Give only one thing: the number of lines that include the word "document".

— start of Stored rows —

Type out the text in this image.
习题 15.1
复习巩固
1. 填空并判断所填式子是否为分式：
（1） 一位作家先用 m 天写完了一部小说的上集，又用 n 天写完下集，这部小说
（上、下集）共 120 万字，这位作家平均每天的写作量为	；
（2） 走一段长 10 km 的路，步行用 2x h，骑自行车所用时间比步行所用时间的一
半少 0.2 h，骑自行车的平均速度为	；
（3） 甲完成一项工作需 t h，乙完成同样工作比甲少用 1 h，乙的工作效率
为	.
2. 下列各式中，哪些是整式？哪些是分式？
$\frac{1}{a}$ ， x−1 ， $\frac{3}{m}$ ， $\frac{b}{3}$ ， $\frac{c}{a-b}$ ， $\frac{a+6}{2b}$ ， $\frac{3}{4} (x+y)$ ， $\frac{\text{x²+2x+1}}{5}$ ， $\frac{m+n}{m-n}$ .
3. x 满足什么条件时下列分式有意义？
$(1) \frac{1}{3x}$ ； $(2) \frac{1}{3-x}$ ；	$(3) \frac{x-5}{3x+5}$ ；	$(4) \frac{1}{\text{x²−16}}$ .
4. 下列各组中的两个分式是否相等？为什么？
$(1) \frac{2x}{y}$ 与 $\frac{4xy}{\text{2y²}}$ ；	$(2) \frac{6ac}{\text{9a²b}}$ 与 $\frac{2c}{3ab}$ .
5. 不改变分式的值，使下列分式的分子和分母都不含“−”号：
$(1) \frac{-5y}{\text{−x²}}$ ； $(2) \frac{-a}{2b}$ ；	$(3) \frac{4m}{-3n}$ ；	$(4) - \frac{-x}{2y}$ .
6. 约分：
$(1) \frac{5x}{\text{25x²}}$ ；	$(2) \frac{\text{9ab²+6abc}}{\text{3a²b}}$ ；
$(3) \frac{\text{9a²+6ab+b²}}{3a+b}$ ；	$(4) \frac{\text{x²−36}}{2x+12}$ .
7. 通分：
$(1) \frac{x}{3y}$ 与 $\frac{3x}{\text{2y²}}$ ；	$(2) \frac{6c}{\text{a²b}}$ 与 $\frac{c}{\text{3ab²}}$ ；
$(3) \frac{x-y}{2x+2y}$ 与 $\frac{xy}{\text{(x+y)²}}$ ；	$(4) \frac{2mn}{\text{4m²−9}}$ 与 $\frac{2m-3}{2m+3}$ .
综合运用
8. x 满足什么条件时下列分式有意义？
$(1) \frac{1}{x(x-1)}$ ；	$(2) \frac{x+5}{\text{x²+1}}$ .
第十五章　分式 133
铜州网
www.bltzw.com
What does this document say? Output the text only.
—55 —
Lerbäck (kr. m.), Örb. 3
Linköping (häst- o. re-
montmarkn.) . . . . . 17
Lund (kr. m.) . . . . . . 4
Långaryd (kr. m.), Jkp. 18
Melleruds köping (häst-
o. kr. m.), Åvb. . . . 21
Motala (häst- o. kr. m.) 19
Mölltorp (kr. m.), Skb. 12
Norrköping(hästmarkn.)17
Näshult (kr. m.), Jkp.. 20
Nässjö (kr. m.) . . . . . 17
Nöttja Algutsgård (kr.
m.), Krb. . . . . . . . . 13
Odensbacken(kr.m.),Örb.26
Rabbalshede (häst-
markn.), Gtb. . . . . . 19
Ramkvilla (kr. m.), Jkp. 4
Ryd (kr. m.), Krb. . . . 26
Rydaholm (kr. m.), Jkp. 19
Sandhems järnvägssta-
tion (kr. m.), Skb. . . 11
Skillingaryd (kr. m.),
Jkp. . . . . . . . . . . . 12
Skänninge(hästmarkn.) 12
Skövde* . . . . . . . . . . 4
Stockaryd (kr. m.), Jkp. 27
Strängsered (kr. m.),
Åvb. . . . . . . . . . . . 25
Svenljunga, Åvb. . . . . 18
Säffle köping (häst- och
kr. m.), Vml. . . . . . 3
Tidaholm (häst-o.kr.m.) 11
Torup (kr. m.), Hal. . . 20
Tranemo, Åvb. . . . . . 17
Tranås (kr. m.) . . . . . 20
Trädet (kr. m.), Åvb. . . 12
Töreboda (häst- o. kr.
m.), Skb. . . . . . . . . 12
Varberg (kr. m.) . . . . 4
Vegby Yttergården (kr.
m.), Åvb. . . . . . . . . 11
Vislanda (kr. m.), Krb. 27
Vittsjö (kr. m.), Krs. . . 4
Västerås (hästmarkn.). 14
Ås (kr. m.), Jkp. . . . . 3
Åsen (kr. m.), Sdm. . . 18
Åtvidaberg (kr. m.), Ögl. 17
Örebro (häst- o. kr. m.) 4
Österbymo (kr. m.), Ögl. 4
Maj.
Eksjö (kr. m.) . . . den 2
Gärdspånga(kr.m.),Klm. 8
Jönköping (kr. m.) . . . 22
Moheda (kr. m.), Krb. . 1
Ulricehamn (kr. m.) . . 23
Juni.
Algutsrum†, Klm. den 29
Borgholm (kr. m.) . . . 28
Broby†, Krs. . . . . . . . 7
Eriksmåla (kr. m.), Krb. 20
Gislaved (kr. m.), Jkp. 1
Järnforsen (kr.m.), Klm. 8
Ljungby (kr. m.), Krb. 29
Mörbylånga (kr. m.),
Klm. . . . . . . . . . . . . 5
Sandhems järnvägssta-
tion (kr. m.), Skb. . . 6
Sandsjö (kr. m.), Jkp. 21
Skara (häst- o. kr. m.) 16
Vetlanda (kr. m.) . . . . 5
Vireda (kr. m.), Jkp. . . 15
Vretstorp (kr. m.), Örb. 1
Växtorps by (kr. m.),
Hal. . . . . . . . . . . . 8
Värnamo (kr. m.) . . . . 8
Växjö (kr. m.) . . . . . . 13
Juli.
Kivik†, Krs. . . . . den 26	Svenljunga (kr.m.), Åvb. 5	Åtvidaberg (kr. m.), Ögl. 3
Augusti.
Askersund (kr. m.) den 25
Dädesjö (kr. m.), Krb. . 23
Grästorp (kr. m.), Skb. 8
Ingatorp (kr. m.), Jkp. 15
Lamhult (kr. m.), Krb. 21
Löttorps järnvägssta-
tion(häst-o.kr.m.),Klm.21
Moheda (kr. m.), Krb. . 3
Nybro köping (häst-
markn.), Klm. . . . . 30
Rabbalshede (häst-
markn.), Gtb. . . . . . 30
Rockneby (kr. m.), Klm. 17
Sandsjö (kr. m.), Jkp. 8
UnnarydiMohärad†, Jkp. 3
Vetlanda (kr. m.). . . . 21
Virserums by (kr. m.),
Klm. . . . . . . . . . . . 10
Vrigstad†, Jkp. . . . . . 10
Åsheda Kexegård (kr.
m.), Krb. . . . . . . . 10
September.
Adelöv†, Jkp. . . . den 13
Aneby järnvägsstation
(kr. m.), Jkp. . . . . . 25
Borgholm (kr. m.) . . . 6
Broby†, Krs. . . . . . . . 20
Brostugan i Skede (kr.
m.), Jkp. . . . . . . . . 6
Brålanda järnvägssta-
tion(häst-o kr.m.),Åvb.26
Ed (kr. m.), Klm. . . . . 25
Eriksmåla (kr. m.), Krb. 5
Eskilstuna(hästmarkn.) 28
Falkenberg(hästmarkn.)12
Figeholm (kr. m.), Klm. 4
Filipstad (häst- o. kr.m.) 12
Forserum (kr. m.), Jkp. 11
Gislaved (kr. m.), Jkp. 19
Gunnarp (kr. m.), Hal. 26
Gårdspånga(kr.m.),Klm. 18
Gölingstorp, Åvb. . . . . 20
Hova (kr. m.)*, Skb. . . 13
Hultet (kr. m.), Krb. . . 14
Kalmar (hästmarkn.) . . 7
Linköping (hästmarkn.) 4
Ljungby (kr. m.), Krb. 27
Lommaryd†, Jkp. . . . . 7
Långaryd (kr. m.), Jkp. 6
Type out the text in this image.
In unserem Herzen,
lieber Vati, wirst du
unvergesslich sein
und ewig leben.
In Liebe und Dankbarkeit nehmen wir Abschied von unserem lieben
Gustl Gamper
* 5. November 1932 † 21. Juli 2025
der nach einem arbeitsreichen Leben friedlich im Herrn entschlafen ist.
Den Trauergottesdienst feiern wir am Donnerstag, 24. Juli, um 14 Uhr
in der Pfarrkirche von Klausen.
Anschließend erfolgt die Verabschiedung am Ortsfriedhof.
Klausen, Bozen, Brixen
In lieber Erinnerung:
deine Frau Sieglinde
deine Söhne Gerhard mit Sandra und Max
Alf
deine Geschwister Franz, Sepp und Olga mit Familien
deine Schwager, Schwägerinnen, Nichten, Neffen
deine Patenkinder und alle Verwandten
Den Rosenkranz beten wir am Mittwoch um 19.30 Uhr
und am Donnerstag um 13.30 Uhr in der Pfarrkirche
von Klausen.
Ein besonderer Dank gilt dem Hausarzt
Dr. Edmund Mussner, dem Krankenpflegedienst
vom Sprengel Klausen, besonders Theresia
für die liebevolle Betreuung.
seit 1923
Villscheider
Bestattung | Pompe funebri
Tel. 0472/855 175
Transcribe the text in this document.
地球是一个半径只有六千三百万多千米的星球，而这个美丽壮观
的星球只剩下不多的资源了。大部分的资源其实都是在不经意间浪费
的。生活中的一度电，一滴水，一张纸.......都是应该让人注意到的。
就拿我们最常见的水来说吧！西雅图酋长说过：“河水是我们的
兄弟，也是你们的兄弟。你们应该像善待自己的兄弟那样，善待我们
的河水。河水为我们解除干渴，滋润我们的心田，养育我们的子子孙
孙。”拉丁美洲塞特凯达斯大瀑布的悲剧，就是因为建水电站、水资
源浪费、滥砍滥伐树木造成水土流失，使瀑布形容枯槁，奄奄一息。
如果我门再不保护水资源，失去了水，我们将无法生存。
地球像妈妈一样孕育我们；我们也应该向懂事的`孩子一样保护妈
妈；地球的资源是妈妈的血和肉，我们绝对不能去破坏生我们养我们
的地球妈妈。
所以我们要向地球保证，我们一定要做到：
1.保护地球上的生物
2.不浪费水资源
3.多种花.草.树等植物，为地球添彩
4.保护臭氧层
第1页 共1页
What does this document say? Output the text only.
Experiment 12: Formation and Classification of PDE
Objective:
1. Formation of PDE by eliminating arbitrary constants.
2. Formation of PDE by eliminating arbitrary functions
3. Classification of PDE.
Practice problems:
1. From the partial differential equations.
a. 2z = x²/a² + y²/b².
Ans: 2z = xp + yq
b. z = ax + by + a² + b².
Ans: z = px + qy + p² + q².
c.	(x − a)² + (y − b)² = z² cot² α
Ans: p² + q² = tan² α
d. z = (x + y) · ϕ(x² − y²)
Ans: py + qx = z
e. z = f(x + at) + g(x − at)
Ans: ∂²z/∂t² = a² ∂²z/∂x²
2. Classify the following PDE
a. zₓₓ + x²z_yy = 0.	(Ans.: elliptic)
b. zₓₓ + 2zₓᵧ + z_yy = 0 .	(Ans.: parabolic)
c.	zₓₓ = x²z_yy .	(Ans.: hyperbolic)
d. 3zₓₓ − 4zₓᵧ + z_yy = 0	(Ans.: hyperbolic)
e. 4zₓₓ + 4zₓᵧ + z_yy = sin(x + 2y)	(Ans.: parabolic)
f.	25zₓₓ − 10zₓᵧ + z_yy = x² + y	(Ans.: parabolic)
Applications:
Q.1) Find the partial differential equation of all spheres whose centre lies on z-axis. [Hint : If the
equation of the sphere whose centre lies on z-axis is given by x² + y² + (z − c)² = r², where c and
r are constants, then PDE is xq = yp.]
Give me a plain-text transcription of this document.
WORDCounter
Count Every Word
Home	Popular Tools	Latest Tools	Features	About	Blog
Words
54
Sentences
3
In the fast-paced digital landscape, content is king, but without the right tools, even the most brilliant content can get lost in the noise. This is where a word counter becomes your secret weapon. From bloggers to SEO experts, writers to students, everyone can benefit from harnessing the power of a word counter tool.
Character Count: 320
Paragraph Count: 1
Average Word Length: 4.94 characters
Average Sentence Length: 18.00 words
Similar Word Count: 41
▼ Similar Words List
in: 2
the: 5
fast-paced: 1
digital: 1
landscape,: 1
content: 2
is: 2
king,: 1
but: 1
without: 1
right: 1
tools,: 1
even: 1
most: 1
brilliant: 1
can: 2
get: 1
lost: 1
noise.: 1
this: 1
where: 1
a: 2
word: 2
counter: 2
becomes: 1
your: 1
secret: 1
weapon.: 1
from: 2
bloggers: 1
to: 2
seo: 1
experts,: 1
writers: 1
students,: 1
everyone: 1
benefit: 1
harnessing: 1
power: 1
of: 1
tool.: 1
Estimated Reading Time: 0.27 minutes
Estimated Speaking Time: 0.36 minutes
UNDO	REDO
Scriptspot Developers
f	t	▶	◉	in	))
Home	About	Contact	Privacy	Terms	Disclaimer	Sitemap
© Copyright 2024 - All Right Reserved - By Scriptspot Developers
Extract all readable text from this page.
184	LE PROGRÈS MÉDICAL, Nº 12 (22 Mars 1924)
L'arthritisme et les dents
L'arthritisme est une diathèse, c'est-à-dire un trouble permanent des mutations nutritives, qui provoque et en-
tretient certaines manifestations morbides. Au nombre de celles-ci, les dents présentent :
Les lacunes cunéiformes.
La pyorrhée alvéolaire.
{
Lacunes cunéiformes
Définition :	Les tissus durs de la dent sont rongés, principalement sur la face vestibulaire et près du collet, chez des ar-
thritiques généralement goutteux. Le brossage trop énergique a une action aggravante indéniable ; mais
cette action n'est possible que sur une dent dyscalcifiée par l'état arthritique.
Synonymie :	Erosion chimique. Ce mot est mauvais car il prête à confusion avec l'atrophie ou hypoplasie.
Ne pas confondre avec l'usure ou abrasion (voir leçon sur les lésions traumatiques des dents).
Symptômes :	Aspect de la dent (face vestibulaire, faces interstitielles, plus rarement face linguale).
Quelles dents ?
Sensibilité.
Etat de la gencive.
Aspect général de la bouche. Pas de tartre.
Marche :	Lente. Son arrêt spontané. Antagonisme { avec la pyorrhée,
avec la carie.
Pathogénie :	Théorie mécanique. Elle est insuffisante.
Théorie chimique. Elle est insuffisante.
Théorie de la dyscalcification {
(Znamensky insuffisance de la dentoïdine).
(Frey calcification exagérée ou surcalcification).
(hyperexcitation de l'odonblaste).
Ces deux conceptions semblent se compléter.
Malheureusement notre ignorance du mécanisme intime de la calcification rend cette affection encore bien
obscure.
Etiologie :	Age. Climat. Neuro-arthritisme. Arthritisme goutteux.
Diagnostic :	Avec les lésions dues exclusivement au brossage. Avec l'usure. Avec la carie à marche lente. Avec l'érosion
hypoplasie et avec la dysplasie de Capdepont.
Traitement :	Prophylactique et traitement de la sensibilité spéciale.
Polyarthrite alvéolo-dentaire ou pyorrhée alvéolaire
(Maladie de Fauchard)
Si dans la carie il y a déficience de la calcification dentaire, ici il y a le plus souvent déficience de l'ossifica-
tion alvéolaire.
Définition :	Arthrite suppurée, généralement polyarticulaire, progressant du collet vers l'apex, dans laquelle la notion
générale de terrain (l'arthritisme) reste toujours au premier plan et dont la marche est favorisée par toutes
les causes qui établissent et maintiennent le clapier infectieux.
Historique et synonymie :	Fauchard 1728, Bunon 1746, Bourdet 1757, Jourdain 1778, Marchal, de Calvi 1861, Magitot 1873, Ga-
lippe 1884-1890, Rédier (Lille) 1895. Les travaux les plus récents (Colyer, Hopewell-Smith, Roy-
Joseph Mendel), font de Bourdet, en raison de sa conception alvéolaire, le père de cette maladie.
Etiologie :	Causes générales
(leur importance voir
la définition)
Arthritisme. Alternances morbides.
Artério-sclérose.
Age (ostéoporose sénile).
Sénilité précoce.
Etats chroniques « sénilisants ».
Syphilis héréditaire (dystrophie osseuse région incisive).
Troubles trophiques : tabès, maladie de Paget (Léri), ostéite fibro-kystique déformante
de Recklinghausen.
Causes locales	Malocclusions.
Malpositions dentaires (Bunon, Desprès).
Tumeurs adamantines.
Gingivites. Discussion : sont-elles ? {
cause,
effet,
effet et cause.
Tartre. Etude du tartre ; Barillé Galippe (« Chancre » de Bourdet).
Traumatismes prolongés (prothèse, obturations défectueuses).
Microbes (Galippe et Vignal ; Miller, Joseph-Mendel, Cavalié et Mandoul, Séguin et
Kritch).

— end of Stored rows —

**Full answer**: 4